**What you are asked to do:** Below is a block of records; repeat each one exactly.

----

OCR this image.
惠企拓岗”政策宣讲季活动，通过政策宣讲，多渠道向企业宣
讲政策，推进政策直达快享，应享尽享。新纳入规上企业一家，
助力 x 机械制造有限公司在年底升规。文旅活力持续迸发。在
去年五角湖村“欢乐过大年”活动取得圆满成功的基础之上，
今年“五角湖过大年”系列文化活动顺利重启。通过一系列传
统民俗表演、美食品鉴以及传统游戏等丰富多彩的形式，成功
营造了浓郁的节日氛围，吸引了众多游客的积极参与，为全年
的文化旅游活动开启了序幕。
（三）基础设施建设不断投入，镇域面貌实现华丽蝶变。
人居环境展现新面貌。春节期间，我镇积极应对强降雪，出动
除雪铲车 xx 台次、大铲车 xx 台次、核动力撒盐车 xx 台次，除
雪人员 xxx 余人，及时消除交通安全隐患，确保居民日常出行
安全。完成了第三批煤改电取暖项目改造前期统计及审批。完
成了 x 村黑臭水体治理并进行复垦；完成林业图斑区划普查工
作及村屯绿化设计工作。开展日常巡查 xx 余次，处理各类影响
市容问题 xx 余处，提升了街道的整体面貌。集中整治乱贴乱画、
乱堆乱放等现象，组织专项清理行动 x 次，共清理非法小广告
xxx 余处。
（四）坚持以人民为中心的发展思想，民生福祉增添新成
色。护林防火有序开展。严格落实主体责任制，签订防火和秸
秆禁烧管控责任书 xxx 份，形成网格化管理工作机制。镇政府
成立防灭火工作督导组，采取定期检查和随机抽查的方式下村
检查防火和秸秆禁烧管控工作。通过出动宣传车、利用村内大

----

**Written answer:**
OCR this image.
惠企拓岗”政策宣讲季活动，通过政策宣讲，多渠道向企业宣
讲政策，推进政策直达快享，应享尽享。新纳入规上企业一家，
助力 x 机械制造有限公司在年底升规。文旅活力持续迸发。在
去年五角湖村“欢乐过大年”活动取得圆满成功的基础之上，
今年“五角湖过大年”系列文化活动顺利重启。通过一系列传
统民俗表演、美食品鉴以及传统游戏等丰富多彩的形式，成功
营造了浓郁的节日氛围，吸引了众多游客的积极参与，为全年
的文化旅游活动开启了序幕。
（三）基础设施建设不断投入，镇域面貌实现华丽蝶变。
人居环境展现新面貌。春节期间，我镇积极应对强降雪，出动
除雪铲车 xx 台次、大铲车 xx 台次、核动力撒盐车 xx 台次，除
雪人员 xxx 余人，及时消除交通安全隐患，确保居民日常出行
安全。完成了第三批煤改电取暖项目改造前期统计及审批。完
成了 x 村黑臭水体治理并进行复垦；完成林业图斑区划普查工
作及村屯绿化设计工作。开展日常巡查 xx 余次，处理各类影响
市容问题 xx 余处，提升了街道的整体面貌。集中整治乱贴乱画、
乱堆乱放等现象，组织专项清理行动 x 次，共清理非法小广告
xxx 余处。
（四）坚持以人民为中心的发展思想，民生福祉增添新成
色。护林防火有序开展。严格落实主体责任制，签订防火和秸
秆禁烧管控责任书 xxx 份，形成网格化管理工作机制。镇政府
成立防灭火工作督导组，采取定期检查和随机抽查的方式下村
检查防火和秸秆禁烧管控工作。通过出动宣传车、利用村内大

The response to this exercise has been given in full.